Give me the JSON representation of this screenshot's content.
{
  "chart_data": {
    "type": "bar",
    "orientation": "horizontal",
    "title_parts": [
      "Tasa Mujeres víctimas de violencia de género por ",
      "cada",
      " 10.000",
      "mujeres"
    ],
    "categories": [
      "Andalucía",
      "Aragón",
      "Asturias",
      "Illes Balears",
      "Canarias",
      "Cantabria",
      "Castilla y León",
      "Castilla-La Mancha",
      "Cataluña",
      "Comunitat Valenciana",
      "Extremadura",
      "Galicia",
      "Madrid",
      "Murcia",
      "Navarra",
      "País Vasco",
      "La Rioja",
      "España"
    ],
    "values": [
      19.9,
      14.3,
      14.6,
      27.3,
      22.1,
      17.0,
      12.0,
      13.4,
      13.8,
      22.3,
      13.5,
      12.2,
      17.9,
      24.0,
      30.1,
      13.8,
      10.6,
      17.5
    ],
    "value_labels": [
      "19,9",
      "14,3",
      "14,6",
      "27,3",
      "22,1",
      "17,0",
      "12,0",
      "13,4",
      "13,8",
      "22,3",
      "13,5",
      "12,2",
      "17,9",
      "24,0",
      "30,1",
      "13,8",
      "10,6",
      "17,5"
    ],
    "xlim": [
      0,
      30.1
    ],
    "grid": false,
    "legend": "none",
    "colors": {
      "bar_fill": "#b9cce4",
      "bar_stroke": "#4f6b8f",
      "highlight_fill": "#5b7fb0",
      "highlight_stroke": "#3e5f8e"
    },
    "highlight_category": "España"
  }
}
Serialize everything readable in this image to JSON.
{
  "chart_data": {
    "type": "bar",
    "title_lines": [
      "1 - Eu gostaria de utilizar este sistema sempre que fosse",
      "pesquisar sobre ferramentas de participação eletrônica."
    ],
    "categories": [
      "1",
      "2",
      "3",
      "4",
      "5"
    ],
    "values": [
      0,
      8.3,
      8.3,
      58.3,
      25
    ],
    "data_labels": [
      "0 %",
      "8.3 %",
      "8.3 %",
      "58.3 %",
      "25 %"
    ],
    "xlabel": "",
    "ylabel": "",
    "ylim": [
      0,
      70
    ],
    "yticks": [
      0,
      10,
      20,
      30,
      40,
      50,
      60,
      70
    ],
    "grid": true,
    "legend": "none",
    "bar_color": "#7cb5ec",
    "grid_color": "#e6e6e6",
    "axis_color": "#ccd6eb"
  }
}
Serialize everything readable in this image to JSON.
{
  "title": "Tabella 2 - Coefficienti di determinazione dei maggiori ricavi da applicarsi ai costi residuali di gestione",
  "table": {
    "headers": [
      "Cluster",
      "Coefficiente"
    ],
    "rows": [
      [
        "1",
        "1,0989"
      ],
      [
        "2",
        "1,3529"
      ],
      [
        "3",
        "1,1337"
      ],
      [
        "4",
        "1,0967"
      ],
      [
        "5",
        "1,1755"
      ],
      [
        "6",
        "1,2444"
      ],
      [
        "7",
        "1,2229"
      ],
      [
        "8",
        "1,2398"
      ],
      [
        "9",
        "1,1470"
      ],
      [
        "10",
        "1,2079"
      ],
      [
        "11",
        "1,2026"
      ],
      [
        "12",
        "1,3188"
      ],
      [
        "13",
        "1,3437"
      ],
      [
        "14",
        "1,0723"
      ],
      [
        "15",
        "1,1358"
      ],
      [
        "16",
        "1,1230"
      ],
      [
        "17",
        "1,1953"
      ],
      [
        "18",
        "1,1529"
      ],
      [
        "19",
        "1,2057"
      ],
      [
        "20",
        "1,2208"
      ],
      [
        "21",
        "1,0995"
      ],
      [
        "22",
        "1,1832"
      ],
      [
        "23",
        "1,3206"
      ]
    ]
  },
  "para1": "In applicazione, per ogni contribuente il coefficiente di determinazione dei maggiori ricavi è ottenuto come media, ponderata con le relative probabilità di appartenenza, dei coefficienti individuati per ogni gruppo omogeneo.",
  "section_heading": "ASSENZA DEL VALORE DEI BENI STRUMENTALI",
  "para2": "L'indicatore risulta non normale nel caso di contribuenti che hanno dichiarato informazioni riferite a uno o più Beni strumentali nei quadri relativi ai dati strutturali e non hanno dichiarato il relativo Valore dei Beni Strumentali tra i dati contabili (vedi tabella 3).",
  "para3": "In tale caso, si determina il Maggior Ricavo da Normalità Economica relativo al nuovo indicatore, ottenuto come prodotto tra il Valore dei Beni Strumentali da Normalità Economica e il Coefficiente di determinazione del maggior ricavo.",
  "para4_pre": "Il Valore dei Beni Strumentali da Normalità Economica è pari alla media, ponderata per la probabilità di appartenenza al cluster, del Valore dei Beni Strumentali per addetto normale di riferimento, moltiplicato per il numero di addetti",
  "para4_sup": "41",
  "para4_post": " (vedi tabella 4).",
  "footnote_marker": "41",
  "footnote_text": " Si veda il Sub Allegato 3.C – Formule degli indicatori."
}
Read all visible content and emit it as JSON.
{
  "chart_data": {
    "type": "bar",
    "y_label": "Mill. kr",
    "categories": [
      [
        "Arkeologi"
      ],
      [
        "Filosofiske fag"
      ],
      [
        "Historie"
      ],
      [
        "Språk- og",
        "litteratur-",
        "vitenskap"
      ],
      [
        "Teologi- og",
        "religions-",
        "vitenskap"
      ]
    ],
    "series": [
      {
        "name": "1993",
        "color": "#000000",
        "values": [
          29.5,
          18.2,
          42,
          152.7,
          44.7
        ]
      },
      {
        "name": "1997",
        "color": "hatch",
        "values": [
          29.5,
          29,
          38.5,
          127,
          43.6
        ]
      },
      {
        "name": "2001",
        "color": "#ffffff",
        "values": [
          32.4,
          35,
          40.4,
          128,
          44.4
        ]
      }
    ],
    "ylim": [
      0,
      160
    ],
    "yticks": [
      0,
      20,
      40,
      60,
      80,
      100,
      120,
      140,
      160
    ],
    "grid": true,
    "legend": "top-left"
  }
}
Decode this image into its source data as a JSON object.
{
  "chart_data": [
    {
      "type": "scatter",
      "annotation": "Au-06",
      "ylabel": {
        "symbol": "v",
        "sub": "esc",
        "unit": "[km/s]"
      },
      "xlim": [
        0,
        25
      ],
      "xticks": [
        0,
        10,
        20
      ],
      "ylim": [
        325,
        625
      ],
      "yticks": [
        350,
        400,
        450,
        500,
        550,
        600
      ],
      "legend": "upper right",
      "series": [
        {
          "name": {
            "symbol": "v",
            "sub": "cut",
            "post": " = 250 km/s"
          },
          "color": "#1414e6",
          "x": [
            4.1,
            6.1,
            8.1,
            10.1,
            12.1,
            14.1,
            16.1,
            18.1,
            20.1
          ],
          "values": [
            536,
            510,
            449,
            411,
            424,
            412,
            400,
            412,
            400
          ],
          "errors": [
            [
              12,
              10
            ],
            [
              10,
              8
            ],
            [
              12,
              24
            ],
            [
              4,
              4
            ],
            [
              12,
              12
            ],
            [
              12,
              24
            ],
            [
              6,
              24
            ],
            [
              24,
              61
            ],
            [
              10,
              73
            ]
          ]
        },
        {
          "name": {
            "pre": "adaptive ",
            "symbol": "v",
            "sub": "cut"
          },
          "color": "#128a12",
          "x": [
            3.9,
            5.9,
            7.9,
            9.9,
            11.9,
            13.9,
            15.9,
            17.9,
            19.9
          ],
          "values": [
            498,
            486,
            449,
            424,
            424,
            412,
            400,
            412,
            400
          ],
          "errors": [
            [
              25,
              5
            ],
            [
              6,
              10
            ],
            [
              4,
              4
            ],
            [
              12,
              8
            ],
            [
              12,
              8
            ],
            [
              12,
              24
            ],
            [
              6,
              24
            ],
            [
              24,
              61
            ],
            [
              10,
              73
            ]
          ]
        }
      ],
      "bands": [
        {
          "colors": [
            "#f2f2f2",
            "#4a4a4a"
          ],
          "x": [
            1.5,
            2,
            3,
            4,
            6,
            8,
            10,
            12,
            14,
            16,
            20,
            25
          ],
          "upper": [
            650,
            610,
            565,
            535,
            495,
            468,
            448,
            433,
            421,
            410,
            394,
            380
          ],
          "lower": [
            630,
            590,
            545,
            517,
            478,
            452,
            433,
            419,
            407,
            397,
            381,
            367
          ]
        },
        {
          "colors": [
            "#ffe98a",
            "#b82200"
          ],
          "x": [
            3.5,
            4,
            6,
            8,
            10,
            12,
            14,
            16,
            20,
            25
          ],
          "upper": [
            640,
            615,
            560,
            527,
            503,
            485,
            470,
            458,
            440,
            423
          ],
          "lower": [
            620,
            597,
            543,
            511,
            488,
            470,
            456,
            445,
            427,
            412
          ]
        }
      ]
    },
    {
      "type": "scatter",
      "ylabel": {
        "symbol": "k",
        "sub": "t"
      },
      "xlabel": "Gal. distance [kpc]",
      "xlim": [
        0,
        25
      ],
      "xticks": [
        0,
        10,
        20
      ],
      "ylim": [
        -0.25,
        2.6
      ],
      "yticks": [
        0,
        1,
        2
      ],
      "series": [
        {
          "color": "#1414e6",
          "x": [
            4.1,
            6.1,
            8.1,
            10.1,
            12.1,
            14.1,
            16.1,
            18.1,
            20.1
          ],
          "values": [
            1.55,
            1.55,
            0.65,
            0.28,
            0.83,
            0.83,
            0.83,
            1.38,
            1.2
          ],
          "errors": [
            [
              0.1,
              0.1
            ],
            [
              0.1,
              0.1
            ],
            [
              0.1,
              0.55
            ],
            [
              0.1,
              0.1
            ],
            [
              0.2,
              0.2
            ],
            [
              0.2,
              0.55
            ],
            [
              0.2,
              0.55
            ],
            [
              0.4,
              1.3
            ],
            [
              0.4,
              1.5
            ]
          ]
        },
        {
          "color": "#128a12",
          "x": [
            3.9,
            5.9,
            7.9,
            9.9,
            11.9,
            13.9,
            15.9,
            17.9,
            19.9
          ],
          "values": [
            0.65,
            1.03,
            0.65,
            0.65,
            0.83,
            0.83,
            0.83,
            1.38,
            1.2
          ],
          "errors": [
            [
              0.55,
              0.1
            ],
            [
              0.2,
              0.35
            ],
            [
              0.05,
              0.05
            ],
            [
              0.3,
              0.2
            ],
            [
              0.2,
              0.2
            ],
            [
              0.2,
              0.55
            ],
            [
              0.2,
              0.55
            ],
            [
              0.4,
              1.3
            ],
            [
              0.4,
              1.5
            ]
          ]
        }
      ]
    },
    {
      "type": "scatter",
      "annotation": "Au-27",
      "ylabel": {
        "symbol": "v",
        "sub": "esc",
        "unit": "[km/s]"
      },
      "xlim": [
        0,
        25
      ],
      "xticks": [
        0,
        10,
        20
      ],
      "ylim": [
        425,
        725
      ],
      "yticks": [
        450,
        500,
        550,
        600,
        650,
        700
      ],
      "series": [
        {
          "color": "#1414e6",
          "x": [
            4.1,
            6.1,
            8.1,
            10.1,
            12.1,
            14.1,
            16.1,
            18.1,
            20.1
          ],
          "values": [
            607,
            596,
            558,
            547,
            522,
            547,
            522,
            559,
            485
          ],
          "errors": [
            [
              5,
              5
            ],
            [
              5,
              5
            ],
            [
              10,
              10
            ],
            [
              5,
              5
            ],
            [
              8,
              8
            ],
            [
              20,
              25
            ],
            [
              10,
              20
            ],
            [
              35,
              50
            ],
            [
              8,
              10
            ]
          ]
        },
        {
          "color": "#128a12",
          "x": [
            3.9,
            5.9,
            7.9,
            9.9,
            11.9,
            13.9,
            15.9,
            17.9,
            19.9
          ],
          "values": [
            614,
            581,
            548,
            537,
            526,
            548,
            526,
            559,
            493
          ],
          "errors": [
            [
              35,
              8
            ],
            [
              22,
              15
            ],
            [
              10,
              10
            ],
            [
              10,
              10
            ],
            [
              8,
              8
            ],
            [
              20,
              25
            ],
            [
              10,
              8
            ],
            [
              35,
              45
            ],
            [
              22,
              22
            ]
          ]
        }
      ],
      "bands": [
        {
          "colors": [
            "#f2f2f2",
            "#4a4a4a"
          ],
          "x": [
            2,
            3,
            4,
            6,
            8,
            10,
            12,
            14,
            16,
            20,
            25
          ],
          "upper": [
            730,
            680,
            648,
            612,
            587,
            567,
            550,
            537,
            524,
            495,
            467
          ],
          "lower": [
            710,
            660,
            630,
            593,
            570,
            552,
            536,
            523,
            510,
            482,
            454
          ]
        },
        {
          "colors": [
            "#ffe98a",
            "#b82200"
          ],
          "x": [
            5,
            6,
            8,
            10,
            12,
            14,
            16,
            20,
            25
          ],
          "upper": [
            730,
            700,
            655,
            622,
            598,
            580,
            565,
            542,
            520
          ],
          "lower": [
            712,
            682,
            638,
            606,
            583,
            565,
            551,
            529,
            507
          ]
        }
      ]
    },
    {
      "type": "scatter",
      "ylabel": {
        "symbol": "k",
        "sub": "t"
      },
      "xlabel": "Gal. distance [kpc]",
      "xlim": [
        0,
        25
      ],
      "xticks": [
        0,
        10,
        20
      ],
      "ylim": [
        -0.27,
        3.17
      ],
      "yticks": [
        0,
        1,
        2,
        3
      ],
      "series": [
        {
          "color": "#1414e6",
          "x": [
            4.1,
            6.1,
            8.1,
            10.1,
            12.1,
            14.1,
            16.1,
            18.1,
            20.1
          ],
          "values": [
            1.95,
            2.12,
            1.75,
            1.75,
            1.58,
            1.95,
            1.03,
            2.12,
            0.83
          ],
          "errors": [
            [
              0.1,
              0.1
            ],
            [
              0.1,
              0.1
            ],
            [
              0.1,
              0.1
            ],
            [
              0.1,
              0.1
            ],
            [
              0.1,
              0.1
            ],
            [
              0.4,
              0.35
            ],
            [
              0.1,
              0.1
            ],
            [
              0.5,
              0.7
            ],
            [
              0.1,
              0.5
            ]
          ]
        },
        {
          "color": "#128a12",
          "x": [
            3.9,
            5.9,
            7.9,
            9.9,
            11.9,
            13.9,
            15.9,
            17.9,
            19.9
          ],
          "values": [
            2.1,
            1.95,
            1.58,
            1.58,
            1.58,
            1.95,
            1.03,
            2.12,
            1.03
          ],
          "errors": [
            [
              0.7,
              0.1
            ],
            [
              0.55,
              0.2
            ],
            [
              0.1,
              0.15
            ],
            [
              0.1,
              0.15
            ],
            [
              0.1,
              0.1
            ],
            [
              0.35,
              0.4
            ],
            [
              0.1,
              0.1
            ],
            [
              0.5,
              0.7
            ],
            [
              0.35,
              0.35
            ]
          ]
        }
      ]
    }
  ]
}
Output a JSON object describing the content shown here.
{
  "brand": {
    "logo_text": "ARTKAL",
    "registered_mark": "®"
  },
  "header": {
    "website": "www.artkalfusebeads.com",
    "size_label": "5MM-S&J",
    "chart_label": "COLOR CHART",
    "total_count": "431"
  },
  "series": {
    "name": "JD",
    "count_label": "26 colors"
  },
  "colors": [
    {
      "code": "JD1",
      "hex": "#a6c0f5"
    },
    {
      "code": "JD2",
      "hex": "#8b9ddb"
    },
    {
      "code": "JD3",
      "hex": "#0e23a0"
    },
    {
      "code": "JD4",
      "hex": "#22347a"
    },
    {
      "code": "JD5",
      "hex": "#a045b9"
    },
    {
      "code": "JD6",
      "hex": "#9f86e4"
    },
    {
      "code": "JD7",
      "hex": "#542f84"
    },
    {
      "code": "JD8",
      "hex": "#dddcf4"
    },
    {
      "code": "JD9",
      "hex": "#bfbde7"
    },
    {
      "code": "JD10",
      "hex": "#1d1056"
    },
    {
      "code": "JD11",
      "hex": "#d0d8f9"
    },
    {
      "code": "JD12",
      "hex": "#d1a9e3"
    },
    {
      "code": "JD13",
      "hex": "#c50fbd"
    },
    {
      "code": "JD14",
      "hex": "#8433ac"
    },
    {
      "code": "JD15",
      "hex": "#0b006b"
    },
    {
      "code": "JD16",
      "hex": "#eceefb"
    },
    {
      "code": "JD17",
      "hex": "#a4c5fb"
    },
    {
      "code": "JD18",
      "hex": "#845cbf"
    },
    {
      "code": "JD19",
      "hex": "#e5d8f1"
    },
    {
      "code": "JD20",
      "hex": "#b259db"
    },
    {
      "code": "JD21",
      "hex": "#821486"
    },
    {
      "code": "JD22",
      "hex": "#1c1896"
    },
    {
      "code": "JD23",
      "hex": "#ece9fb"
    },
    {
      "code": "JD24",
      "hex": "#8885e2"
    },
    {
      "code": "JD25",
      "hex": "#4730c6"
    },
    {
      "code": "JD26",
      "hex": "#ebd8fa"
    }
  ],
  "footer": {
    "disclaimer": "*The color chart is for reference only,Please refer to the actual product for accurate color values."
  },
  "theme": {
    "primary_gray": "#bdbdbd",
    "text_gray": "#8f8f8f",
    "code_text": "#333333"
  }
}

§ WHAT TO DO:
Pick out every line with the string "vedi" and copy it.

§ RESULT BELOW:
  "para2": "L'indicatore risulta non normale nel caso di contribuenti che hanno dichiarato informazioni riferite a uno o più Beni strumentali nei quadri relativi ai dati strutturali e non hanno dichiarato il relativo Valore dei Beni Strumentali tra i dati contabili (vedi tabella 3).",
  "para4_post": " (vedi tabella 4).",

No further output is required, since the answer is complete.